> _Task requirements_
Write the material out again in full, word for word. Do not include the pictures.

> _Records provided_

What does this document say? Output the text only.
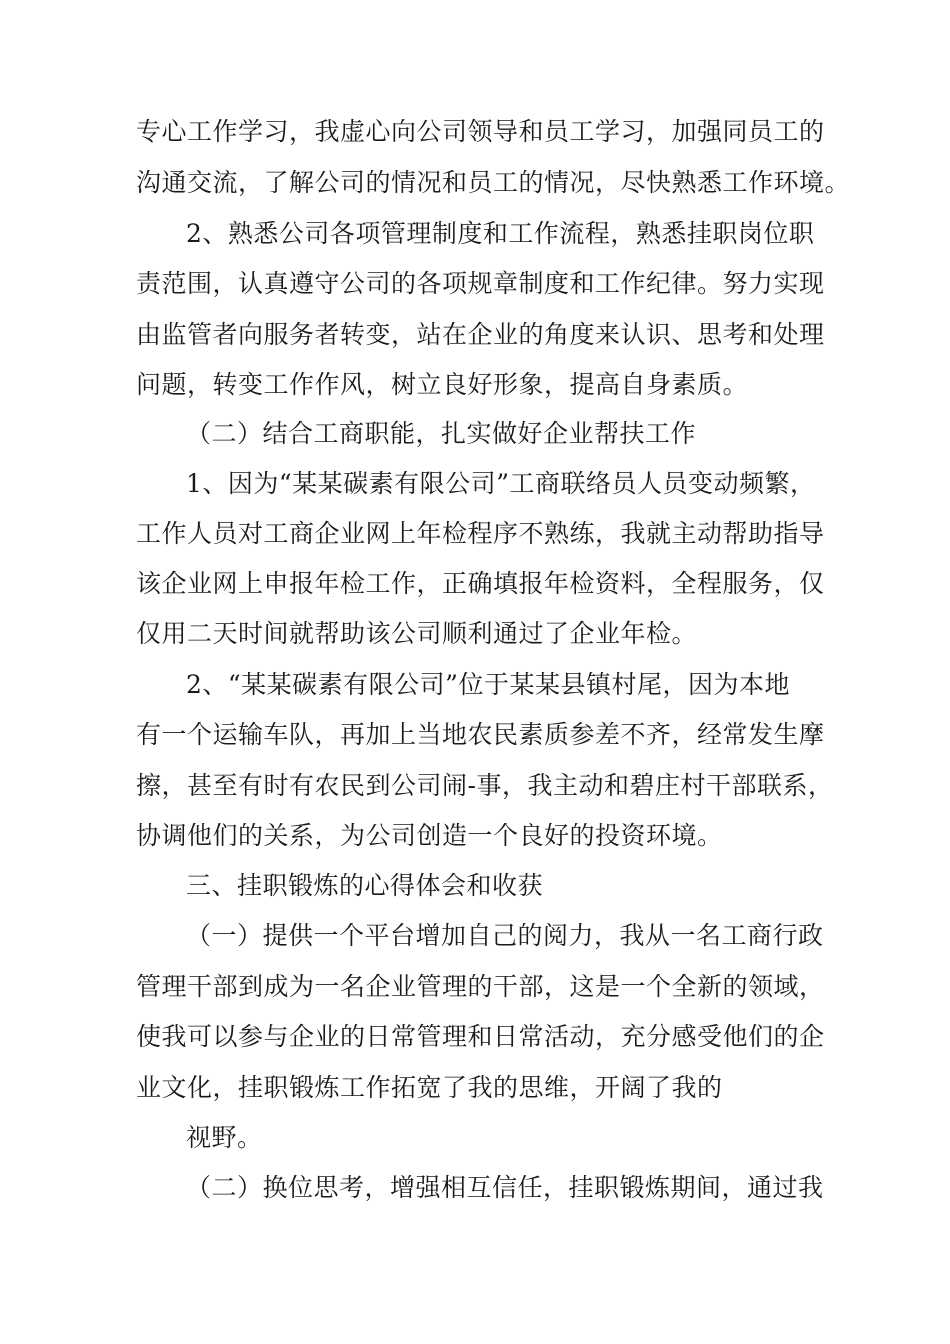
专心工作学习，我虚心向公司领导和员工学习，加强同员工的
沟通交流，了解公司的情况和员工的情况，尽快熟悉工作环境。
2、熟悉公司各项管理制度和工作流程，熟悉挂职岗位职
责范围，认真遵守公司的各项规章制度和工作纪律。努力实现
由监管者向服务者转变，站在企业的角度来认识、思考和处理
问题，转变工作作风，树立良好形象，提高自身素质。
（二）结合工商职能，扎实做好企业帮扶工作
1、因为“某某碳素有限公司”工商联络员人员变动频繁，
工作人员对工商企业网上年检程序不熟练，我就主动帮助指导
该企业网上申报年检工作，正确填报年检资料，全程服务，仅
仅用二天时间就帮助该公司顺利通过了企业年检。
2、“某某碳素有限公司”位于某某县镇村尾，因为本地
有一个运输车队，再加上当地农民素质参差不齐，经常发生摩
擦，甚至有时有农民到公司闹-事，我主动和碧庄村干部联系，
协调他们的关系，为公司创造一个良好的投资环境。
三、挂职锻炼的心得体会和收获
（一）提供一个平台增加自己的阅力，我从一名工商行政
管理干部到成为一名企业管理的干部，这是一个全新的领域，
使我可以参与企业的日常管理和日常活动，充分感受他们的企
业文化，挂职锻炼工作拓宽了我的思维，开阔了我的
视野。
（二）换位思考，增强相互信任，挂职锻炼期间，通过我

> _Task output_
What does this document say? Output the text only.
专心工作学习，我虚心向公司领导和员工学习，加强同员工的
沟通交流，了解公司的情况和员工的情况，尽快熟悉工作环境。
2、熟悉公司各项管理制度和工作流程，熟悉挂职岗位职
责范围，认真遵守公司的各项规章制度和工作纪律。努力实现
由监管者向服务者转变，站在企业的角度来认识、思考和处理
问题，转变工作作风，树立良好形象，提高自身素质。
（二）结合工商职能，扎实做好企业帮扶工作
1、因为“某某碳素有限公司”工商联络员人员变动频繁，
工作人员对工商企业网上年检程序不熟练，我就主动帮助指导
该企业网上申报年检工作，正确填报年检资料，全程服务，仅
仅用二天时间就帮助该公司顺利通过了企业年检。
2、“某某碳素有限公司”位于某某县镇村尾，因为本地
有一个运输车队，再加上当地农民素质参差不齐，经常发生摩
擦，甚至有时有农民到公司闹-事，我主动和碧庄村干部联系，
协调他们的关系，为公司创造一个良好的投资环境。
三、挂职锻炼的心得体会和收获
（一）提供一个平台增加自己的阅力，我从一名工商行政
管理干部到成为一名企业管理的干部，这是一个全新的领域，
使我可以参与企业的日常管理和日常活动，充分感受他们的企
业文化，挂职锻炼工作拓宽了我的思维，开阔了我的
视野。
（二）换位思考，增强相互信任，挂职锻炼期间，通过我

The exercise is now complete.